##### Extracted information #####

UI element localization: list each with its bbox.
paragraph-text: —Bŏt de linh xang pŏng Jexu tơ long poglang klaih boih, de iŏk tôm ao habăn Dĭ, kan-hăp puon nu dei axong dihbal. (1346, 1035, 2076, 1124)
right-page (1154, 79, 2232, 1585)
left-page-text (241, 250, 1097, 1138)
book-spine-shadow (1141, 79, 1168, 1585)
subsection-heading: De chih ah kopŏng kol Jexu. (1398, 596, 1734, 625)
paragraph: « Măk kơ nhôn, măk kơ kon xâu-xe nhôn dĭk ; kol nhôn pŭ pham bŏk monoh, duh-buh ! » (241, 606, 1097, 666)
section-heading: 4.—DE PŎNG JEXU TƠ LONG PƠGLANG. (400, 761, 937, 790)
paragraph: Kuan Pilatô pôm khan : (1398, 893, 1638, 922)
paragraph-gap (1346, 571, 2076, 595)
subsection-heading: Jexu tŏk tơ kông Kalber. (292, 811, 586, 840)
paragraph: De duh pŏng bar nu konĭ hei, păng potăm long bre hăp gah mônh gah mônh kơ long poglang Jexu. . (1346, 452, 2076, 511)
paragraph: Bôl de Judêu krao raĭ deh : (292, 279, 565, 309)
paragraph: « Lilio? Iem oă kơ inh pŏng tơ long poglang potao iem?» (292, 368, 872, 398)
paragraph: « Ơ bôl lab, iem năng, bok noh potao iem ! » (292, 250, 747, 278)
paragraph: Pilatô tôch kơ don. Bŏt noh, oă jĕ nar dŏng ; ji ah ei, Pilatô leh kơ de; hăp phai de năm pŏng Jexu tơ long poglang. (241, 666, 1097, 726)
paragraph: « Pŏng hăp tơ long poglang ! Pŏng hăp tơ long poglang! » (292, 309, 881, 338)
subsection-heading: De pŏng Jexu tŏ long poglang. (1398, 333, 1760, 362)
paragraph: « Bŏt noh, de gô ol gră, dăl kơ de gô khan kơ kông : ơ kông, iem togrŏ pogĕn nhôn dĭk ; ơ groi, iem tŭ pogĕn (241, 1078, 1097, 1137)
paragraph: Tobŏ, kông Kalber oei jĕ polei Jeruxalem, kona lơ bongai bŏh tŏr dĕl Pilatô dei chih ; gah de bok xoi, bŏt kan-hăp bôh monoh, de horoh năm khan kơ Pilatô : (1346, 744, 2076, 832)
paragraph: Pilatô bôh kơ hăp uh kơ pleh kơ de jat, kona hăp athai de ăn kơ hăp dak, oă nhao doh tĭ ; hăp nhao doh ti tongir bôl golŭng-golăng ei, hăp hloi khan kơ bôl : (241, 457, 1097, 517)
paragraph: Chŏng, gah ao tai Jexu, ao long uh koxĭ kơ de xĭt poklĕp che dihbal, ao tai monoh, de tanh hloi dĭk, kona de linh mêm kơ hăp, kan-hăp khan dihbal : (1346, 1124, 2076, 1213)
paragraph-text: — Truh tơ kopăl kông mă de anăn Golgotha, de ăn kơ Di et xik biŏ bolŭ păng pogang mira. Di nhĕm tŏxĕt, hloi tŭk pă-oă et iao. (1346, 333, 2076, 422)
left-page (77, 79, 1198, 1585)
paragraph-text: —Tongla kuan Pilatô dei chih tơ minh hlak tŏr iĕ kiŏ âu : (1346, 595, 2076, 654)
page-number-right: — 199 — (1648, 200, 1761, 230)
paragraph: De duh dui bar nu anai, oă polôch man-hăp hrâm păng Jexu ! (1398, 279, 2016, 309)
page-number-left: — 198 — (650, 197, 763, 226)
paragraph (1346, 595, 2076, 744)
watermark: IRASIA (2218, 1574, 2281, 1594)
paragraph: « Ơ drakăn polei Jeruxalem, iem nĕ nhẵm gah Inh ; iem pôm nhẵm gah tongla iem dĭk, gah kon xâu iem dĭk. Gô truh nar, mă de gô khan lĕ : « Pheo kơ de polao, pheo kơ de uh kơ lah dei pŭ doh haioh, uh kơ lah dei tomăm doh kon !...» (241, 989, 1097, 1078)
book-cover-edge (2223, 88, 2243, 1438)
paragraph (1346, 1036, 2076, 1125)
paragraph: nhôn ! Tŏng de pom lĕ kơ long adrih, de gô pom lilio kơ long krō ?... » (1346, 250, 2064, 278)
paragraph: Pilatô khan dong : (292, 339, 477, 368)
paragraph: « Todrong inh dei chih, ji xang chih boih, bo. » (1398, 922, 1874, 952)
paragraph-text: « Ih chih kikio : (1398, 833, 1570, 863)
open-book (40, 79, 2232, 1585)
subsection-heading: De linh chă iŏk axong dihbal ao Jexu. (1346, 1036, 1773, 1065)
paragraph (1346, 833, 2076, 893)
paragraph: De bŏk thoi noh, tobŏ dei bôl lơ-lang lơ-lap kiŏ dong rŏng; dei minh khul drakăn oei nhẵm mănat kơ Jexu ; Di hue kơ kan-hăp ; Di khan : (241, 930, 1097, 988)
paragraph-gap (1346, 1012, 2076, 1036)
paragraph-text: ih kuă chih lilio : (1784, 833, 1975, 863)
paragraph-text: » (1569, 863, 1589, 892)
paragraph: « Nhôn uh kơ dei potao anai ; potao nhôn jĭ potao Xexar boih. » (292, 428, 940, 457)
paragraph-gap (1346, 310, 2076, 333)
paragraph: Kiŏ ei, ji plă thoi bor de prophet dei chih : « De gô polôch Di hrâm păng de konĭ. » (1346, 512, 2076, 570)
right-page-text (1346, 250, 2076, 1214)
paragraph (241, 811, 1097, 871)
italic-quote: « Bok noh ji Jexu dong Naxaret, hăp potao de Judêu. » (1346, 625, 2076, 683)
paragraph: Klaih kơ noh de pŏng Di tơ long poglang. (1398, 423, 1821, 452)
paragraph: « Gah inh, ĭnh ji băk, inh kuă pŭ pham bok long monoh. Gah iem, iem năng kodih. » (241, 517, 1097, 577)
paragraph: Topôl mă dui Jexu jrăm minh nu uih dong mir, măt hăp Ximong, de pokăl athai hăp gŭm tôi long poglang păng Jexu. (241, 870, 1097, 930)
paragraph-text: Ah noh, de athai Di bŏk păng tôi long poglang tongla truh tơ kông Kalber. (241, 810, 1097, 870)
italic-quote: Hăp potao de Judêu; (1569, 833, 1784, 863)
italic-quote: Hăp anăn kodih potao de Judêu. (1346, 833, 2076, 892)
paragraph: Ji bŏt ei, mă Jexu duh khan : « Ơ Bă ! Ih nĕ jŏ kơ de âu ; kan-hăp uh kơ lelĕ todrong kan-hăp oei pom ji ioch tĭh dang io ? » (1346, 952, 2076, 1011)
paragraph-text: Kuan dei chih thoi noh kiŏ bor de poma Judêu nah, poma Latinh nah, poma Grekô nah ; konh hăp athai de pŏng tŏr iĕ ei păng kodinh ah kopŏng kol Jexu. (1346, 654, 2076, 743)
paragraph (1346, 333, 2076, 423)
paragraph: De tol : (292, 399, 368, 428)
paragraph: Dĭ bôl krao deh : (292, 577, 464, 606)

#####

■ Short exercise: Output every line of the data above unchanged, keeping each character and its original order.

■ Reply:
UI element localization: list each with its bbox.
paragraph-text: —Bŏt de linh xang pŏng Jexu tơ long poglang klaih boih, de iŏk tôm ao habăn Dĭ, kan-hăp puon nu dei axong dihbal. (1346, 1035, 2076, 1124)
right-page (1154, 79, 2232, 1585)
left-page-text (241, 250, 1097, 1138)
book-spine-shadow (1141, 79, 1168, 1585)
subsection-heading: De chih ah kopŏng kol Jexu. (1398, 596, 1734, 625)
paragraph: « Măk kơ nhôn, măk kơ kon xâu-xe nhôn dĭk ; kol nhôn pŭ pham bŏk monoh, duh-buh ! » (241, 606, 1097, 666)
section-heading: 4.—DE PŎNG JEXU TƠ LONG PƠGLANG. (400, 761, 937, 790)
paragraph: Kuan Pilatô pôm khan : (1398, 893, 1638, 922)
paragraph-gap (1346, 571, 2076, 595)
subsection-heading: Jexu tŏk tơ kông Kalber. (292, 811, 586, 840)
paragraph: De duh pŏng bar nu konĭ hei, păng potăm long bre hăp gah mônh gah mônh kơ long poglang Jexu. . (1346, 452, 2076, 511)
paragraph: Bôl de Judêu krao raĭ deh : (292, 279, 565, 309)
paragraph: « Lilio? Iem oă kơ inh pŏng tơ long poglang potao iem?» (292, 368, 872, 398)
paragraph: « Ơ bôl lab, iem năng, bok noh potao iem ! » (292, 250, 747, 278)
paragraph: Pilatô tôch kơ don. Bŏt noh, oă jĕ nar dŏng ; ji ah ei, Pilatô leh kơ de; hăp phai de năm pŏng Jexu tơ long poglang. (241, 666, 1097, 726)
paragraph: « Pŏng hăp tơ long poglang ! Pŏng hăp tơ long poglang! » (292, 309, 881, 338)
subsection-heading: De pŏng Jexu tŏ long poglang. (1398, 333, 1760, 362)
paragraph: « Bŏt noh, de gô ol gră, dăl kơ de gô khan kơ kông : ơ kông, iem togrŏ pogĕn nhôn dĭk ; ơ groi, iem tŭ pogĕn (241, 1078, 1097, 1137)
paragraph: Tobŏ, kông Kalber oei jĕ polei Jeruxalem, kona lơ bongai bŏh tŏr dĕl Pilatô dei chih ; gah de bok xoi, bŏt kan-hăp bôh monoh, de horoh năm khan kơ Pilatô : (1346, 744, 2076, 832)
paragraph: Pilatô bôh kơ hăp uh kơ pleh kơ de jat, kona hăp athai de ăn kơ hăp dak, oă nhao doh tĭ ; hăp nhao doh ti tongir bôl golŭng-golăng ei, hăp hloi khan kơ bôl : (241, 457, 1097, 517)
paragraph: Chŏng, gah ao tai Jexu, ao long uh koxĭ kơ de xĭt poklĕp che dihbal, ao tai monoh, de tanh hloi dĭk, kona de linh mêm kơ hăp, kan-hăp khan dihbal : (1346, 1124, 2076, 1213)
paragraph-text: — Truh tơ kopăl kông mă de anăn Golgotha, de ăn kơ Di et xik biŏ bolŭ păng pogang mira. Di nhĕm tŏxĕt, hloi tŭk pă-oă et iao. (1346, 333, 2076, 422)
left-page (77, 79, 1198, 1585)
paragraph-text: —Tongla kuan Pilatô dei chih tơ minh hlak tŏr iĕ kiŏ âu : (1346, 595, 2076, 654)
page-number-right: — 199 — (1648, 200, 1761, 230)
paragraph: De duh dui bar nu anai, oă polôch man-hăp hrâm păng Jexu ! (1398, 279, 2016, 309)
page-number-left: — 198 — (650, 197, 763, 226)
paragraph (1346, 595, 2076, 744)
watermark: IRASIA (2218, 1574, 2281, 1594)
paragraph: « Ơ drakăn polei Jeruxalem, iem nĕ nhẵm gah Inh ; iem pôm nhẵm gah tongla iem dĭk, gah kon xâu iem dĭk. Gô truh nar, mă de gô khan lĕ : « Pheo kơ de polao, pheo kơ de uh kơ lah dei pŭ doh haioh, uh kơ lah dei tomăm doh kon !...» (241, 989, 1097, 1078)
book-cover-edge (2223, 88, 2243, 1438)
paragraph (1346, 1036, 2076, 1125)
paragraph: nhôn ! Tŏng de pom lĕ kơ long adrih, de gô pom lilio kơ long krō ?... » (1346, 250, 2064, 278)
paragraph: Pilatô khan dong : (292, 339, 477, 368)
paragraph: « Todrong inh dei chih, ji xang chih boih, bo. » (1398, 922, 1874, 952)
paragraph-text: « Ih chih kikio : (1398, 833, 1570, 863)
open-book (40, 79, 2232, 1585)
subsection-heading: De linh chă iŏk axong dihbal ao Jexu. (1346, 1036, 1773, 1065)
paragraph (1346, 833, 2076, 893)
paragraph: De bŏk thoi noh, tobŏ dei bôl lơ-lang lơ-lap kiŏ dong rŏng; dei minh khul drakăn oei nhẵm mănat kơ Jexu ; Di hue kơ kan-hăp ; Di khan : (241, 930, 1097, 988)
paragraph-gap (1346, 1012, 2076, 1036)
paragraph-text: ih kuă chih lilio : (1784, 833, 1975, 863)
paragraph-text: » (1569, 863, 1589, 892)
paragraph: « Nhôn uh kơ dei potao anai ; potao nhôn jĭ potao Xexar boih. » (292, 428, 940, 457)
paragraph-gap (1346, 310, 2076, 333)
paragraph: Kiŏ ei, ji plă thoi bor de prophet dei chih : « De gô polôch Di hrâm păng de konĭ. » (1346, 512, 2076, 570)
right-page-text (1346, 250, 2076, 1214)
paragraph (241, 811, 1097, 871)
italic-quote: « Bok noh ji Jexu dong Naxaret, hăp potao de Judêu. » (1346, 625, 2076, 683)
paragraph: Klaih kơ noh de pŏng Di tơ long poglang. (1398, 423, 1821, 452)
paragraph: « Gah inh, ĭnh ji băk, inh kuă pŭ pham bok long monoh. Gah iem, iem năng kodih. » (241, 517, 1097, 577)
paragraph: Topôl mă dui Jexu jrăm minh nu uih dong mir, măt hăp Ximong, de pokăl athai hăp gŭm tôi long poglang păng Jexu. (241, 870, 1097, 930)
paragraph-text: Ah noh, de athai Di bŏk păng tôi long poglang tongla truh tơ kông Kalber. (241, 810, 1097, 870)
italic-quote: Hăp potao de Judêu; (1569, 833, 1784, 863)
italic-quote: Hăp anăn kodih potao de Judêu. (1346, 833, 2076, 892)
paragraph: Ji bŏt ei, mă Jexu duh khan : « Ơ Bă ! Ih nĕ jŏ kơ de âu ; kan-hăp uh kơ lelĕ todrong kan-hăp oei pom ji ioch tĭh dang io ? » (1346, 952, 2076, 1011)
paragraph-text: Kuan dei chih thoi noh kiŏ bor de poma Judêu nah, poma Latinh nah, poma Grekô nah ; konh hăp athai de pŏng tŏr iĕ ei păng kodinh ah kopŏng kol Jexu. (1346, 654, 2076, 743)
paragraph (1346, 333, 2076, 423)
paragraph: De tol : (292, 399, 368, 428)
paragraph: Dĭ bôl krao deh : (292, 577, 464, 606)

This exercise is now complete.